● **YOUR OBJECTIVE**
Only lines with the string "Chebbi" are wanted. Pull them out of the data.

[DATA TO USE Boundary: Start]

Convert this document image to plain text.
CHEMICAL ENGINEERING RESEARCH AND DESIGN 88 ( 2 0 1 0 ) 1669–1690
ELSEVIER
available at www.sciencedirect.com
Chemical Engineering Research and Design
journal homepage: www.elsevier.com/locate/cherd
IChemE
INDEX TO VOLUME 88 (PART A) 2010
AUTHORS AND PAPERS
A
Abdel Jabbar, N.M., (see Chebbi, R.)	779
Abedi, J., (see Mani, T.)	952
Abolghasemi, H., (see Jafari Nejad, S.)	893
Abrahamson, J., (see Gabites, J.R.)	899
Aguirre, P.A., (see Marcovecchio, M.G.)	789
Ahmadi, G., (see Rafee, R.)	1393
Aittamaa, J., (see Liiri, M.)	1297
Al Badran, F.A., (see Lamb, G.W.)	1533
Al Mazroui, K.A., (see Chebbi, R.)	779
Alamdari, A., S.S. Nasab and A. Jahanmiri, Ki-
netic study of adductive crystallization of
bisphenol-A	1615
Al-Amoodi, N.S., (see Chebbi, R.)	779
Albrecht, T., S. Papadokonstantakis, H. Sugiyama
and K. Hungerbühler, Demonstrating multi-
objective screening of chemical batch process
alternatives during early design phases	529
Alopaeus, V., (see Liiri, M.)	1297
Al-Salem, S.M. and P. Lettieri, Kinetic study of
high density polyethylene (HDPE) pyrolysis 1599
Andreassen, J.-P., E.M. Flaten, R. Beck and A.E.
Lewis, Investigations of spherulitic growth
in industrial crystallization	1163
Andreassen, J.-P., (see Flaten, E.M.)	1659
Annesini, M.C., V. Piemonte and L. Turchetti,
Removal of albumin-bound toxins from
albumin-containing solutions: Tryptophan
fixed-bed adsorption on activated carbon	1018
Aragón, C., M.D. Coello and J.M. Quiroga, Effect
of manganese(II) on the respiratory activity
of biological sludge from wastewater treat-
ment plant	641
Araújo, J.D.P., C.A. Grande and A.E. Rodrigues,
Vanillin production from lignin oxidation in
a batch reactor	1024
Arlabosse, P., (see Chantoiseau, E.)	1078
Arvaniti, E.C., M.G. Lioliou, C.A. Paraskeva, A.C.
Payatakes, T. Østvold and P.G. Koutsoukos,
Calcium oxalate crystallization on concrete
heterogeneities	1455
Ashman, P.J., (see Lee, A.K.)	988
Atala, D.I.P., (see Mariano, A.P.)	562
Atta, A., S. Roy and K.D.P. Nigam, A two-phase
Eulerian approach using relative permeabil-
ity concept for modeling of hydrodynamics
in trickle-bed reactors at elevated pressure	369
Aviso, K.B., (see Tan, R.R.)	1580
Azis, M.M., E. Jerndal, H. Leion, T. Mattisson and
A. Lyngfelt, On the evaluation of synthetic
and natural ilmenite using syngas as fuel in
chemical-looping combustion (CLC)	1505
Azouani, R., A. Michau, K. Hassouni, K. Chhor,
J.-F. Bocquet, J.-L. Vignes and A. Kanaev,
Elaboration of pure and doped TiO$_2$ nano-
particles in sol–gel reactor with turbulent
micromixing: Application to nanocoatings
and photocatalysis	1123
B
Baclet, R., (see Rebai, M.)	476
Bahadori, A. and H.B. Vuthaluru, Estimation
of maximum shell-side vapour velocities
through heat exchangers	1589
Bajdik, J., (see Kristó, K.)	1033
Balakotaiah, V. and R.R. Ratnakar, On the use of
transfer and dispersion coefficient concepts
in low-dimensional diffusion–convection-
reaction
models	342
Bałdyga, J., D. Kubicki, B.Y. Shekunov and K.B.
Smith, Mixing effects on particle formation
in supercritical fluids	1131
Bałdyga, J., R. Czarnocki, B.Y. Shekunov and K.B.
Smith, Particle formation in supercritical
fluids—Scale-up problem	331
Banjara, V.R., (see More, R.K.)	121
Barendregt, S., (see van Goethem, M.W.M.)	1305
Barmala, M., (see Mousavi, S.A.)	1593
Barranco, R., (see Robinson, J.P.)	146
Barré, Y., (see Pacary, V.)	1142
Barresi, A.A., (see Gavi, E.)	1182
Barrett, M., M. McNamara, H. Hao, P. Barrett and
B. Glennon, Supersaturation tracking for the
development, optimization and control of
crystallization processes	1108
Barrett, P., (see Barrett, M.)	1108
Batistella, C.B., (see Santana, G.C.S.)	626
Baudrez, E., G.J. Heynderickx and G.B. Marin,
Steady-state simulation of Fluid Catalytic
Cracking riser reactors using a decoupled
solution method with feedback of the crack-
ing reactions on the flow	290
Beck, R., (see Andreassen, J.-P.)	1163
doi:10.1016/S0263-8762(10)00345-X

[DATA TO USE Boundary: End]

● **RESPONSE FOR THIS EXERCISE**
Abdel Jabbar, N.M., (see Chebbi, R.)	779
Al Mazroui, K.A., (see Chebbi, R.)	779
Al-Amoodi, N.S., (see Chebbi, R.)	779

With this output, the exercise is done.